# TASK LIST
1. Give every common name that the Anolis aliniger article assigns to the species.
2. Extend the Anolis aliniger article from its last sentence onward.

[EXTRACTED TEXT — start]

Scientific classification
- Kingdom: Animalia
- Phylum: Chordata
- Class: Reptilia
- Order: Squamata
- Suborder: Iguania
- Family: Dactyloidae
- Genus: Anolis
- Species: A. aliniger
- Binomial name: Anolis aliniger Mertens, 1939
- Synonyms: Anolis chloro-cyanus aliniger Mertens, 1939;

= Anolis aliniger =

- Genus: Anolis
- Species: aliniger
- Authority: Mertens, 1939
- Conservation status: LC
- Synonyms: Anolis chloro-cyanus aliniger, Mertens, 1939

Species of lizard

Anolis aliniger, the axillary spotted anole, northern green twig anole, or La Vega anole, is a species of lizard in the family Dactyloidae. The species is endemic to Hispaniola.

==Taxonomy==
The first description of Anolis aliniger was published in 1939 by Robert Mertens, who used the name Anolis chloro-cyanus aliniger. According to Robert Powell, the name aliniger is presumably derived from the Latin ala and niger, meaning 'arm' or 'wing' and 'black' respectively, in reference to the anole's characteristic black axilliary spots.

The holotype, a male, was collected in March of the same year by Mertens, with the type locality being Paso Bajito, located on the northern rim of the Constanza Valley of the Cordillera Central, in La Vega Province, Dominican Republic, at an elevation of about 900 m. Ernest E. Williams was the first to recognize aliniger as a species in its own right rather than as a subspecies of Anolis chlorocyanus, doing so in 1965.

[EXTRACTED TEXT — finish]
[RECORD EXCERPTS — start]

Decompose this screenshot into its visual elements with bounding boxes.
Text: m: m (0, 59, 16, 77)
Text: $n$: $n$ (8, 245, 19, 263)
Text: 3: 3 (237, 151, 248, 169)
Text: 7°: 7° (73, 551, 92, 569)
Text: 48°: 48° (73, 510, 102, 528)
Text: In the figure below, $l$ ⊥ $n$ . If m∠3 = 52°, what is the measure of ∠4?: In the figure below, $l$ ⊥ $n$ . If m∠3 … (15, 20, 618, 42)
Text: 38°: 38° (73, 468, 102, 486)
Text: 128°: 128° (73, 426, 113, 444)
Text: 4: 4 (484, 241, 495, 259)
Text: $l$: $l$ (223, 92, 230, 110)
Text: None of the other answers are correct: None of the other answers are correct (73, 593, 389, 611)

[RECORD EXCERPTS — finish]

# OUTPUTS IN ORDER
1.
axillary spotted anole
northern green twig anole
La Vega anole

2.
A 2016 paper by Gunther Köhler and Stephen Blair Hedges described a new species, Anolis apletolepis, with multiple specimens previously considered to be Anolis aliniger being recognized as members of the newly described species.

==Description==
A. aliniger is a medium-sized green anole, with the maximum recorded snout–vent length being 58 mm for males and 52 mm for females. It has a slightly stockier build than A. chlorocyanus and relatively short legs. It is capable of quickly changing colour from its usual green to brown. Its dewlap is underdeveloped and yellowish-green, also capable of quickly changing colour to brown. It has a characteristic black axilla.

==Distribution and habitat==
A. aliniger is endemic to Hispaniola. Its range includes parts of both the Dominican Republic and Haiti, with most of it being inside of the former. Its natural habitat consists of montane broadleaf forests at elevations of 900–1600 m, but it can also be found in banana plantations.